Ihre Aufgabe — Fassen Sie den nachstehenden Text zur Bestellung eines Sachwalters in zwei Sätzen zusammen.
====== Vorliegender Text
Mit dem angefochtenen Beschluss gab das Rekursgericht dem Rekurs des bestellten Sachwalters - soweit für das Revisionsrekursverfahren relevant - nicht Folge. Eine starke berufliche Auslastung sei kein tauglicher Entschuldigungsgrund gemäß § 195 ABGB. Der Bestellte sei auf Grund des Umstandes, dass er die Betroffene bereits seit Jahren vertrete, für die gegenständliche Aufgabe geradezu prädestiniert. Er sei gemäß § 200 ABGB zur Übernahme der Sachwalterschaft verpflichtet. Der ordentliche Revisionsrekurs sei zufolge Lösung der relevanten Rechtsfrage im Sinne der oberstgerichtlichen Rechtsprechung nicht zulässig.

Dagegen richtet sich der außerordentliche Revisionsrekurs des bestellten Sachwalters mit dem Antrag, die angefochtene Entscheidung dahin abzuändern, dass an seiner Stelle eine andere geeignete Person zum Sachwalter bestellt werde; hilfsweise wird ein Aufhebungsantrag gestellt.
============
====== Angezeigte Einträge
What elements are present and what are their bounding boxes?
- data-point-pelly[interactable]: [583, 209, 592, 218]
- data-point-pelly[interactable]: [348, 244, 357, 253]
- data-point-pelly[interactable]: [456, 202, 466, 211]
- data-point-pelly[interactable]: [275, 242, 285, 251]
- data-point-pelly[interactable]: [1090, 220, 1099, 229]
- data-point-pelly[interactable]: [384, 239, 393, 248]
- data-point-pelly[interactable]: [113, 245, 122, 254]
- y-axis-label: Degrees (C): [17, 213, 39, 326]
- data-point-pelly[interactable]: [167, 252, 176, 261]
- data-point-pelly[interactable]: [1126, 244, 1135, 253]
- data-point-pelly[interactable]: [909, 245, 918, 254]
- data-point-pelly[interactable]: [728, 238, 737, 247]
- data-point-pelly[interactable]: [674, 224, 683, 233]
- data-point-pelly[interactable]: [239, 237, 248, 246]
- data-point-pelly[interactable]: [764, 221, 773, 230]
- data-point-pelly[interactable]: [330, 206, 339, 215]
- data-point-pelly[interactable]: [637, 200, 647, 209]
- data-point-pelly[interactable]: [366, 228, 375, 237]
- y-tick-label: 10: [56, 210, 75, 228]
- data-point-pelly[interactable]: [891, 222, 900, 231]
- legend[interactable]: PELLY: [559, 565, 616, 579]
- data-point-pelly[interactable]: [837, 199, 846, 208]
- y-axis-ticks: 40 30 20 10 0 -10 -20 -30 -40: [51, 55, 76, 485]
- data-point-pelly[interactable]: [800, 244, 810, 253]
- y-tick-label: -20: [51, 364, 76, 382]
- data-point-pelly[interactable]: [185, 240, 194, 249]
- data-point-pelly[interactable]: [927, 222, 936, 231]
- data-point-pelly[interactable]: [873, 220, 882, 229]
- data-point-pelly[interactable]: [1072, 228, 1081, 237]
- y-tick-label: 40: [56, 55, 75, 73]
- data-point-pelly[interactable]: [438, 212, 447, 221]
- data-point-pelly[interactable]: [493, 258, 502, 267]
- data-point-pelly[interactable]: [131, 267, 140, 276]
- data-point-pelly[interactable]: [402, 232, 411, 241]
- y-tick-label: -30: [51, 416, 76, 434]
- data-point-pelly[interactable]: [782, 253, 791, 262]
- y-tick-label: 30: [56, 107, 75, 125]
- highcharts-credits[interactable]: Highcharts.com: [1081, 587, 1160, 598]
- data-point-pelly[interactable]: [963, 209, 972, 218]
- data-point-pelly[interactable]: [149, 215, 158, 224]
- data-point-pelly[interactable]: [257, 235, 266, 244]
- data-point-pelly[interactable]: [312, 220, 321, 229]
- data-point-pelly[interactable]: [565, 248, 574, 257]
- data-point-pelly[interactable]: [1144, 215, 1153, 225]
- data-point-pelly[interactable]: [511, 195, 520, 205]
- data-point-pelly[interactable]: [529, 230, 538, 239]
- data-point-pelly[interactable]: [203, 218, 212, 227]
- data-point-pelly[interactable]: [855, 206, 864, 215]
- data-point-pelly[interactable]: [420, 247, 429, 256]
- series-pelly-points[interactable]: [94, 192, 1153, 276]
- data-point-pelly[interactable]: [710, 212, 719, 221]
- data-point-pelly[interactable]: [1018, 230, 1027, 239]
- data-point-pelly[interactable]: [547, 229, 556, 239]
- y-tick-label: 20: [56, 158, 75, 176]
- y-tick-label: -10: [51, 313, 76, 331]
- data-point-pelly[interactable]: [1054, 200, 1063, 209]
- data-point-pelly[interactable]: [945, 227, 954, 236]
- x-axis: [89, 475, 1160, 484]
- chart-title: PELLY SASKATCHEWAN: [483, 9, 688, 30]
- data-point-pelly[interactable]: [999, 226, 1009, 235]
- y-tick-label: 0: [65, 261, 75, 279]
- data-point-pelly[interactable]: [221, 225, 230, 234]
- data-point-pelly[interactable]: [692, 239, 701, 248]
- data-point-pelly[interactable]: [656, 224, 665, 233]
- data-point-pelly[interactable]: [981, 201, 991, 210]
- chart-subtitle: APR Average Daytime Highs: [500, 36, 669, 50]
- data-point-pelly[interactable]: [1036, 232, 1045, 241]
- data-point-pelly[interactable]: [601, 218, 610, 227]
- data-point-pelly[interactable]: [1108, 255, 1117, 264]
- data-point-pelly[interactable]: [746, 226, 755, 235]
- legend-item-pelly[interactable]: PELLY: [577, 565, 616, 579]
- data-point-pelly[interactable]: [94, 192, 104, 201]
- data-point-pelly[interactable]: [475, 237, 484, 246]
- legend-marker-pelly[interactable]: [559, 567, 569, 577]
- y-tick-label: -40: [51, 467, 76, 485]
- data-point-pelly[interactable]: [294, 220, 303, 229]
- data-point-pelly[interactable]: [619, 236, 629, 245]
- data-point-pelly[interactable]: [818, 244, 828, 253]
============
Ergebnis der Übung — Das Rekursgericht gab dem Rekurs des bestellten Sachwalters nicht Folge, da eine starke berufliche Auslastung kein tauglicher Entschuldigungsgrund sei und er zur Übernahme der Sachwalterschaft verpflichtet sei. Dagegen erhob der Sachwalter einen außerordentlichen Revisionsrekurs mit dem Antrag, an seiner Stelle eine andere geeignete Person zu bestellen, und stellte hilfsweise einen Aufhebungsantrag.